* _Given instruction_: Each record below should appear again exactly as written.

* _Material to process_:

■ ■ ■ ■ ■ ■ ■

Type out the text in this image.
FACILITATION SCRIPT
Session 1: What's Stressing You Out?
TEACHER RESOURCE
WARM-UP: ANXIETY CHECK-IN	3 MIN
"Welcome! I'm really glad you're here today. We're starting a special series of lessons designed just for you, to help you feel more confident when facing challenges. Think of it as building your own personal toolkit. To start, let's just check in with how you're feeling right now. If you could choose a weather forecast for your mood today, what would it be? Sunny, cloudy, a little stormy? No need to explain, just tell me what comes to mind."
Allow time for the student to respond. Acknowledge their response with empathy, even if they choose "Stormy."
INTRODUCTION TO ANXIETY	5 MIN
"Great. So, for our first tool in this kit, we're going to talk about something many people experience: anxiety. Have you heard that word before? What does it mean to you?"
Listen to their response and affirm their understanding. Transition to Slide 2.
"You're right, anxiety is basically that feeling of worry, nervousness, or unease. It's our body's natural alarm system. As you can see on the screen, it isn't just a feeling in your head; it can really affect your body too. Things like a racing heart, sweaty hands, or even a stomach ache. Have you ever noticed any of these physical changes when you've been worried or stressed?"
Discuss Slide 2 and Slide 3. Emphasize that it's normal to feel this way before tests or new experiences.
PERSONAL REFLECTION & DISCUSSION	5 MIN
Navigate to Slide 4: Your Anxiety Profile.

■ ■ ■ ■ ■ ■ ■

* _Task response_:
Type out the text in this image.
FACILITATION SCRIPT
Session 1: What's Stressing You Out?
TEACHER RESOURCE
WARM-UP: ANXIETY CHECK-IN	3 MIN
"Welcome! I'm really glad you're here today. We're starting a special series of lessons designed just for you, to help you feel more confident when facing challenges. Think of it as building your own personal toolkit. To start, let's just check in with how you're feeling right now. If you could choose a weather forecast for your mood today, what would it be? Sunny, cloudy, a little stormy? No need to explain, just tell me what comes to mind."
Allow time for the student to respond. Acknowledge their response with empathy, even if they choose "Stormy."
INTRODUCTION TO ANXIETY	5 MIN
"Great. So, for our first tool in this kit, we're going to talk about something many people experience: anxiety. Have you heard that word before? What does it mean to you?"
Listen to their response and affirm their understanding. Transition to Slide 2.
"You're right, anxiety is basically that feeling of worry, nervousness, or unease. It's our body's natural alarm system. As you can see on the screen, it isn't just a feeling in your head; it can really affect your body too. Things like a racing heart, sweaty hands, or even a stomach ache. Have you ever noticed any of these physical changes when you've been worried or stressed?"
Discuss Slide 2 and Slide 3. Emphasize that it's normal to feel this way before tests or new experiences.
PERSONAL REFLECTION & DISCUSSION	5 MIN
Navigate to Slide 4: Your Anxiety Profile.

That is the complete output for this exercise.